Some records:

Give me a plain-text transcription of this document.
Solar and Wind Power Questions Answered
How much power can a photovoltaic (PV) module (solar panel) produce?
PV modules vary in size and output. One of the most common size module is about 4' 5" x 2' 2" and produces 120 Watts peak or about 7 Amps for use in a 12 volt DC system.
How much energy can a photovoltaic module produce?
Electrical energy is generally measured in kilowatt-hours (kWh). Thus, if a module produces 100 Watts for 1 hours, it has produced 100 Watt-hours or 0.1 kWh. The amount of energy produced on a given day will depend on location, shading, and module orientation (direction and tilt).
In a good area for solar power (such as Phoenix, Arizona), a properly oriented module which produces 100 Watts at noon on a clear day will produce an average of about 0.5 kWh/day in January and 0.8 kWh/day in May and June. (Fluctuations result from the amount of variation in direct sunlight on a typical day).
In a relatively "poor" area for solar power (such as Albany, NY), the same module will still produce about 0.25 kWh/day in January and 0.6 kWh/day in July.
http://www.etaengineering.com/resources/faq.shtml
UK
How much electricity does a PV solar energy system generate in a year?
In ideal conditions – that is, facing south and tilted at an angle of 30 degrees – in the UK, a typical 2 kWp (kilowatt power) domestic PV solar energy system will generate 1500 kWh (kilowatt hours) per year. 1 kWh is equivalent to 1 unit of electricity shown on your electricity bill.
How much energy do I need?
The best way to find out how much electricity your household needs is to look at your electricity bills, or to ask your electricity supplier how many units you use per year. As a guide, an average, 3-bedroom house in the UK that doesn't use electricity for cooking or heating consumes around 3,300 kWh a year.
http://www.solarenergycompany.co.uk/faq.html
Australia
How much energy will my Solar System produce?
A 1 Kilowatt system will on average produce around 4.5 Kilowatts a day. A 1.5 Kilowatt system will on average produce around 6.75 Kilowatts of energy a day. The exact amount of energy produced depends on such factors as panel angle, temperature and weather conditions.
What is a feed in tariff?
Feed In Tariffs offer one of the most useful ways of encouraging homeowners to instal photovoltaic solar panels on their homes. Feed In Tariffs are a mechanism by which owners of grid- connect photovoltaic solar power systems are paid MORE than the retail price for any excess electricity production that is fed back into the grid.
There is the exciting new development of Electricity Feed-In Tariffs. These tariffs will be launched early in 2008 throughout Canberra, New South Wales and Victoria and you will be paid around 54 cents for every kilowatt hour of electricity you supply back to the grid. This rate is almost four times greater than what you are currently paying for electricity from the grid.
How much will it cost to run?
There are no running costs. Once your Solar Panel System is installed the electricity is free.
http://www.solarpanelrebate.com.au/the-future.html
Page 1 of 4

Problem statement:
Copy every line from the records above that contains the word "http".

Finished exercise:
http://www.etaengineering.com/resources/faq.shtml
http://www.solarenergycompany.co.uk/faq.html
http://www.solarpanelrebate.com.au/the-future.html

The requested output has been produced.